● **Problem description**: List every manufacturer named in the olive knot methods excerpt below, with the location given for each.

● **Text excerpt**:
^^^^
Bacterial colonies were isolated from young knots collected from olive stems and branches during December 2018. After removal of the external layers of knot surfaces with the help of a sterile scalpel, small fragments (5–10 mm) were aseptically cut and placed in a sterile Petri dish. Each fragment was reduced to smaller pieces in 100 µL of sterile water, allowing bacterial spill (exit). About 20 µL of contaminated water was spread on plates containing King’s medium B (KB) [34] and cycloheximide (100 μg/mL) and incubated at 26 °C for 3 days. Single fluorescent representative colonies of predominant morphological types of bacterial isolates were re-streaked onto new KB plates to obtain pure single colonies. Bacterial lysates were prepared by dissolving 1 colony in 200 µL of sterile water in a 1.5 mL Eppendorf tube, boiling in water for 10 min, and cooling on ice. An amount of 2 µL of bacterial lysate was used as a target template for PCR identification of Psv using the following primers: IAALF (5′-GGCACCAGCGGCAACATCAA-3′) and IAALR (5′-CGCCCTCGGAACTGCCATAC-3′) [35]. Briefly, PCR was performed in a Veriti 96-well Thermal Cycler (Applied Biosystems, Foster City, CA, USA) at a total volume of 25 μL. PCR mixtures contained 1 μL of bacterial lysate, 0.6 μM of each primer, and 1x PCR DreamTaq Green PCR Master Mix (Thermo Scientific Inc., Waltham, MA, USA). Amplification conditions constituted an initial denaturation step of 5 min at 94 °C, followed by 40 cycles of 30 s at 94 °C, 30 s at 62 °C, and 30 s at 72 °C, with a final elongation step of 5 min at 72 °C. Amplified products (5 μL) were separated by electrophoresis (100 V) on 1.5% agarose gel stained with GelRed (Invitrogen Co., Carlsbad, CA, USA). Amplicons of 454 bp were obtained for a total of 39 Psv colonies, which were stored in 20% glycerol at −80 °C.
^^^^
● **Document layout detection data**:
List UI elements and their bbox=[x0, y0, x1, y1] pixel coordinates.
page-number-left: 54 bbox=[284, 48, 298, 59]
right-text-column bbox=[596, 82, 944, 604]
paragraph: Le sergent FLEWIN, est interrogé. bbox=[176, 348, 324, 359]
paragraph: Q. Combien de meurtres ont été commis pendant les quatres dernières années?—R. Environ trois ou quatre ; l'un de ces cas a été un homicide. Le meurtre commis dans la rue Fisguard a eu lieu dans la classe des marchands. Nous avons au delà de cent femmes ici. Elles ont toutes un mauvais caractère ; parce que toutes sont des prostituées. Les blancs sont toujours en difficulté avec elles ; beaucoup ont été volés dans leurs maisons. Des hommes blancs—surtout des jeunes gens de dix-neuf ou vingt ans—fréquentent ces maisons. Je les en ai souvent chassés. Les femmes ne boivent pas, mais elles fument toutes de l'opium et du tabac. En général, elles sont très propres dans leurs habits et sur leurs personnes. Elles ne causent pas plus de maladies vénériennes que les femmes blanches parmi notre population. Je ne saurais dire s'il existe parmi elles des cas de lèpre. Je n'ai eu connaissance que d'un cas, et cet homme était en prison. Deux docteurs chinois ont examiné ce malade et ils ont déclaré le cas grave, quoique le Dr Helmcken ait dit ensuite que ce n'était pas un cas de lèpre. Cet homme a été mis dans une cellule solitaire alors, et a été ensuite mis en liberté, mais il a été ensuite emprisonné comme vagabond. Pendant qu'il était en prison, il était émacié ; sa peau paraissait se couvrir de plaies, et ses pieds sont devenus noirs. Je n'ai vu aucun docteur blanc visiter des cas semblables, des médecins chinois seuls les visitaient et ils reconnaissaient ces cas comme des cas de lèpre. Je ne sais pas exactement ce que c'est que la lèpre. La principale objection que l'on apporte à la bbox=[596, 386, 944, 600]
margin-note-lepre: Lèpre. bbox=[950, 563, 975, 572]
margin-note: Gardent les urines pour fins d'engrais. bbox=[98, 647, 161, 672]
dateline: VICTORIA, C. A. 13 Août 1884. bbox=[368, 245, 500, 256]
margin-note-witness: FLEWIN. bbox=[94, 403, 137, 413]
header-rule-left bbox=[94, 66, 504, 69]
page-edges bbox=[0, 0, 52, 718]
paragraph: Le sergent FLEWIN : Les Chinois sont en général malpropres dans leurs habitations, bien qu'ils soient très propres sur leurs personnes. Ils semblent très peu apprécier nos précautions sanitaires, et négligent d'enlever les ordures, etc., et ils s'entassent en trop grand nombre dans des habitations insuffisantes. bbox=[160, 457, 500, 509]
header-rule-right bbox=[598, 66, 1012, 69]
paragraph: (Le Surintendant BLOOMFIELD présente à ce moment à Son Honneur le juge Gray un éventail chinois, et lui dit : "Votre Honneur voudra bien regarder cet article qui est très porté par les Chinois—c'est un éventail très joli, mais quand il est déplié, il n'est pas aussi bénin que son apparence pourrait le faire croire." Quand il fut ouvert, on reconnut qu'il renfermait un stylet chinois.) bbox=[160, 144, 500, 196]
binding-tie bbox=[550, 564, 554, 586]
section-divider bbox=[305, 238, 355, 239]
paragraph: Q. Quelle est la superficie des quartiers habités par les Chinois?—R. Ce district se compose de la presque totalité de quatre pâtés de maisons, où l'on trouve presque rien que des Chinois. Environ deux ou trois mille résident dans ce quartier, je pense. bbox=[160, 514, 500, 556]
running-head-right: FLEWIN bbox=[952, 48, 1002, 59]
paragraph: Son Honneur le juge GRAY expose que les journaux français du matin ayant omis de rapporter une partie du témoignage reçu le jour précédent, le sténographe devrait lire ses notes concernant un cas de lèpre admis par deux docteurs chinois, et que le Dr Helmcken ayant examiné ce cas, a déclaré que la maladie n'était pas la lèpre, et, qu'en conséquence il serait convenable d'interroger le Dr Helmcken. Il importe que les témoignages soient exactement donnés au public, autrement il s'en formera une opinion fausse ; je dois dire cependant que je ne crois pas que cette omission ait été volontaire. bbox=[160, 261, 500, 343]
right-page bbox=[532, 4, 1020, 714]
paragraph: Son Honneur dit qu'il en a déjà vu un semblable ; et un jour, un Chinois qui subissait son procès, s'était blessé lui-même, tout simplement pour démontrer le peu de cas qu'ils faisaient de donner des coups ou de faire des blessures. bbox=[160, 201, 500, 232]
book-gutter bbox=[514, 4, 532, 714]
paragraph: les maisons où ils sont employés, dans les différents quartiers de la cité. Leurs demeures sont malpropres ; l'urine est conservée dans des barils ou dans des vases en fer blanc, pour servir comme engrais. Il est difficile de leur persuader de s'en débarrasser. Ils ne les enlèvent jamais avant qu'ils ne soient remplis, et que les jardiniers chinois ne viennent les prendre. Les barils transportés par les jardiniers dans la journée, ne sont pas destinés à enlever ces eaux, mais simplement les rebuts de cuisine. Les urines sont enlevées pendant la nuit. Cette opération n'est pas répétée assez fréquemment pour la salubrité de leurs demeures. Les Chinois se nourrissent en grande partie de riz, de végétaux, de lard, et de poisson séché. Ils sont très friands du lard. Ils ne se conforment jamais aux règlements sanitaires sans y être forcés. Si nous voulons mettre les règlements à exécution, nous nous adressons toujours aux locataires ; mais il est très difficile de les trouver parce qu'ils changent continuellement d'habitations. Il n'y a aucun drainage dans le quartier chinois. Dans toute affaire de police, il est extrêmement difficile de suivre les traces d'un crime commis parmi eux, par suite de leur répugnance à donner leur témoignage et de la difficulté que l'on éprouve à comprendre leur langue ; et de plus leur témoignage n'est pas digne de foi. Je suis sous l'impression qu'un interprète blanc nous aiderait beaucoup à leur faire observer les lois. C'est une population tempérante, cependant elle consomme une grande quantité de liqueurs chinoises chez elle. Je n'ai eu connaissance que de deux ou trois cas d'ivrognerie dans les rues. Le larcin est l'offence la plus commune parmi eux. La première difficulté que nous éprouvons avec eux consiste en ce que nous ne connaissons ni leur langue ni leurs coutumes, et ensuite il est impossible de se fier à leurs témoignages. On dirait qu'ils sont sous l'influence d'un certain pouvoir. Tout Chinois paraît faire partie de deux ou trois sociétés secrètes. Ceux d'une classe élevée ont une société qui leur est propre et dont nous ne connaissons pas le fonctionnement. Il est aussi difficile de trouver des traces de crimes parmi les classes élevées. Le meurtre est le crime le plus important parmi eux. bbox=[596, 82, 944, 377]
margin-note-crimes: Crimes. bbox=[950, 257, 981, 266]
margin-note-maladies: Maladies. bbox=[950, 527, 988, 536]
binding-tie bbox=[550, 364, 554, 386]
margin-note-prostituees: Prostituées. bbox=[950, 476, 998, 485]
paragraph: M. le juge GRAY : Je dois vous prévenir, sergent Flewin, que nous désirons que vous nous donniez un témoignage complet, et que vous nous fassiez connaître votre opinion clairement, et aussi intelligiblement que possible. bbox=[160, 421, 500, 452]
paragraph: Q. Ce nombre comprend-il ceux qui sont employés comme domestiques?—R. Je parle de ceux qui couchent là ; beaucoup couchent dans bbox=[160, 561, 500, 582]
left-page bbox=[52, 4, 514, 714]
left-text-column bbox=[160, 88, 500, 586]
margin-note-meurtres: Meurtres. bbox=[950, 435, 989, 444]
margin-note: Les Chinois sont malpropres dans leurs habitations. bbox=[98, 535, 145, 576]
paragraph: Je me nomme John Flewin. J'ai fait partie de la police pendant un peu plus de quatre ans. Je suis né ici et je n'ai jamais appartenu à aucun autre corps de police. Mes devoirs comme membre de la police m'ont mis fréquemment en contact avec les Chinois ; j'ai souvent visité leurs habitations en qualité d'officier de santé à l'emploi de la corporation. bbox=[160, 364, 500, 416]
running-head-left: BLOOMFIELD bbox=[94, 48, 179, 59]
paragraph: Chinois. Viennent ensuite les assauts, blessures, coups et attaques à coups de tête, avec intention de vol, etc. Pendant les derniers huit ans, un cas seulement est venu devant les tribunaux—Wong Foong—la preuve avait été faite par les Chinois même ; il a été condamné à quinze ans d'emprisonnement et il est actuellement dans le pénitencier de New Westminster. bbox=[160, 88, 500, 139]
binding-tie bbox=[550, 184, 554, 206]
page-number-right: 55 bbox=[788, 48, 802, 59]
^^^^
● **Answer to this exercise**:
- Applied Biosystems: Foster City, CA, USA
- Thermo Scientific Inc.: Waltham, MA, USA
- Invitrogen Co.: Carlsbad, CA, USA